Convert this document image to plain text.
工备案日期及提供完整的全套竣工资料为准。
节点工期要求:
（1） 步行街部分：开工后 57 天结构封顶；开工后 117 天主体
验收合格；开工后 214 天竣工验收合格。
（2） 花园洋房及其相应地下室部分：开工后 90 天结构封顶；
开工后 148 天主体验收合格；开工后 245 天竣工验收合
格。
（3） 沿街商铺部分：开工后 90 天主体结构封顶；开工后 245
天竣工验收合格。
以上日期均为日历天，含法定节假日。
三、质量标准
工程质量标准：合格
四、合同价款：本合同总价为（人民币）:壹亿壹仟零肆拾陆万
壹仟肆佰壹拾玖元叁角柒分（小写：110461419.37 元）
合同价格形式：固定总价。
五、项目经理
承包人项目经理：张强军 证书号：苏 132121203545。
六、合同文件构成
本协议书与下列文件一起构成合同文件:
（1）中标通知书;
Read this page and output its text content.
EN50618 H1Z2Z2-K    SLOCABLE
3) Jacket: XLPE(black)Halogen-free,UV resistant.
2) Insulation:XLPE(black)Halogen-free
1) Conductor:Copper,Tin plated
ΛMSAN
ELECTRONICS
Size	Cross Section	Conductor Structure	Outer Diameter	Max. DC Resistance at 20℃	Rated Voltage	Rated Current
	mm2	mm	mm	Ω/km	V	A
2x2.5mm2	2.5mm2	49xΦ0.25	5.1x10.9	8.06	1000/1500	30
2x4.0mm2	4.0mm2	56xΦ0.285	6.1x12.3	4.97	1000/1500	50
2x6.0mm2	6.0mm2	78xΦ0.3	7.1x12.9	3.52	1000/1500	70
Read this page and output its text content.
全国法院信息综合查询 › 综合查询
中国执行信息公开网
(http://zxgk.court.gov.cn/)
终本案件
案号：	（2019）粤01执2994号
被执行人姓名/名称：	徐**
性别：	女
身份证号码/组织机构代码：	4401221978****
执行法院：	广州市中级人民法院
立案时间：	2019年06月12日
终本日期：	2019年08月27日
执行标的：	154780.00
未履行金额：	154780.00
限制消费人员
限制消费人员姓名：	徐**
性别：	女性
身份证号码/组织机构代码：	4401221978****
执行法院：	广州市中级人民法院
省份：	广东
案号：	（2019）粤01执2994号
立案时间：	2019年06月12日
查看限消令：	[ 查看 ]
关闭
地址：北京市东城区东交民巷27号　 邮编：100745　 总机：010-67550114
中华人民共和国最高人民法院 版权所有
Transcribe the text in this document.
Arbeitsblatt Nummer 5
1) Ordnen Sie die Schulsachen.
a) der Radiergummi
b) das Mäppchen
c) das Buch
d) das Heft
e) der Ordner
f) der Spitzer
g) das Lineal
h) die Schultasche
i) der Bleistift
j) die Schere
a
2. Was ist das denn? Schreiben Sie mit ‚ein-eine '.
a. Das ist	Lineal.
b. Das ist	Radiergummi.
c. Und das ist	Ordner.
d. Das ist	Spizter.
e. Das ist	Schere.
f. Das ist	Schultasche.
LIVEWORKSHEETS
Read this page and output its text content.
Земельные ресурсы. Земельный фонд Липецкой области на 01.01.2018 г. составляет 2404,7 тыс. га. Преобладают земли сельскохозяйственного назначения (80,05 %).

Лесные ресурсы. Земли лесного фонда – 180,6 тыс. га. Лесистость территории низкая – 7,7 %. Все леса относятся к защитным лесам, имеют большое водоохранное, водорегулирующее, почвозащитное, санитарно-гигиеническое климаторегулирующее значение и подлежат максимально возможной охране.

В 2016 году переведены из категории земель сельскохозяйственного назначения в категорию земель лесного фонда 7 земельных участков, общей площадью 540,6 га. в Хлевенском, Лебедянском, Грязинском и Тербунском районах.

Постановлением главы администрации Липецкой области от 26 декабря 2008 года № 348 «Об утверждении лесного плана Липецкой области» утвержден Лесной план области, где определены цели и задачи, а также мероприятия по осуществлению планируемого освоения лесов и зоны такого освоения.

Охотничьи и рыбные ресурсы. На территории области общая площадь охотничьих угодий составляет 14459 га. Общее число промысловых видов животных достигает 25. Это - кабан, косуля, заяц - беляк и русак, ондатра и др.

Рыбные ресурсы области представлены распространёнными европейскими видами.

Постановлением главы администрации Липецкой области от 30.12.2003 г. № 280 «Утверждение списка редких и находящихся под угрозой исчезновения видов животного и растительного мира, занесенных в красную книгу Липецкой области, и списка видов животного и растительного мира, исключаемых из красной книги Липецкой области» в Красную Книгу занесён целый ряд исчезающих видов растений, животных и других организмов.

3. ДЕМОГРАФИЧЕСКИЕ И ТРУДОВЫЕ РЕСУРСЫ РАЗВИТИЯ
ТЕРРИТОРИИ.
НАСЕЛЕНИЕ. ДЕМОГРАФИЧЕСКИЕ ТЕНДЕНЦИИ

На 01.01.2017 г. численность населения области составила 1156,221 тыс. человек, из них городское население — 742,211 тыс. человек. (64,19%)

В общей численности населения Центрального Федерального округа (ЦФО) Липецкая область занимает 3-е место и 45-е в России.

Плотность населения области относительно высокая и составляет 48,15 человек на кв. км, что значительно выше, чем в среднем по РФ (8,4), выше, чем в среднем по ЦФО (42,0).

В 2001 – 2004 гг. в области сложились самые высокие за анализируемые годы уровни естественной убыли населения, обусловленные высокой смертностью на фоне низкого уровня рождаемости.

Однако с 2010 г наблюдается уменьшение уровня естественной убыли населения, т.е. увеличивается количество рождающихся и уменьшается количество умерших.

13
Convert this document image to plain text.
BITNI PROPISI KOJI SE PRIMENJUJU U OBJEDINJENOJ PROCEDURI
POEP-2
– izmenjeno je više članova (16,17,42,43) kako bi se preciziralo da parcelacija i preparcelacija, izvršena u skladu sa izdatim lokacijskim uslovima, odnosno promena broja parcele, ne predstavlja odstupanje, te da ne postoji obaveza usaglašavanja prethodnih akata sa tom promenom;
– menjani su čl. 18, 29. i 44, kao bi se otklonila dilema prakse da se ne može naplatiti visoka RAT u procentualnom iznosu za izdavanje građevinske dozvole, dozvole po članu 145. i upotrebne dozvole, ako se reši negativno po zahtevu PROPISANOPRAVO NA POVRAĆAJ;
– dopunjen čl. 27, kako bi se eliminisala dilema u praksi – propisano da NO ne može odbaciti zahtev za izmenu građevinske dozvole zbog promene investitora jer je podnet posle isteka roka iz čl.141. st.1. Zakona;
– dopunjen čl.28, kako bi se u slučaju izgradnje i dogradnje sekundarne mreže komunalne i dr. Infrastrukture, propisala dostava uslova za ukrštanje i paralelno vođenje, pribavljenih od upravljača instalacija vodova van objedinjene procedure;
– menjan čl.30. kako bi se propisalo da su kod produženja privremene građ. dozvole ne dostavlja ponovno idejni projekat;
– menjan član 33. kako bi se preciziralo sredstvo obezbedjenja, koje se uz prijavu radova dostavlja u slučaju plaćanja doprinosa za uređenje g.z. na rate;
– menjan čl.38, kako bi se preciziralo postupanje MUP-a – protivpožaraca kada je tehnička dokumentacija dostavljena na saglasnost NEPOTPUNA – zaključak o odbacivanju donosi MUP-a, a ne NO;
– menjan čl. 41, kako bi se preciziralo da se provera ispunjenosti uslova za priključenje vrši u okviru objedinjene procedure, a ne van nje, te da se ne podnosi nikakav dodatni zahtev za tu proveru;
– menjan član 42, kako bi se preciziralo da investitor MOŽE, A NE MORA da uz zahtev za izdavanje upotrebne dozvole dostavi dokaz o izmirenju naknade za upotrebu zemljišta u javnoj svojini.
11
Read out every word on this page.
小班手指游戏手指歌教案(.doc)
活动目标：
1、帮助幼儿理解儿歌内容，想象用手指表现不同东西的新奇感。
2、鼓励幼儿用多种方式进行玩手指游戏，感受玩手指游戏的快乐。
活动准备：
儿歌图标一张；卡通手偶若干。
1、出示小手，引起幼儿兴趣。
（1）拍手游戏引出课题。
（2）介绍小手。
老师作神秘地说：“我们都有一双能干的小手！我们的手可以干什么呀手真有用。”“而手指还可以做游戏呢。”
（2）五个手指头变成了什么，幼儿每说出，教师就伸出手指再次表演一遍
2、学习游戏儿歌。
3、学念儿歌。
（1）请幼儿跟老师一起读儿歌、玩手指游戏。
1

■ Task statement
List the lines that contain the word "XLPE".

■ Response to the exercise
3) Jacket: XLPE(black)Halogen-free,UV resistant.
2) Insulation:XLPE(black)Halogen-free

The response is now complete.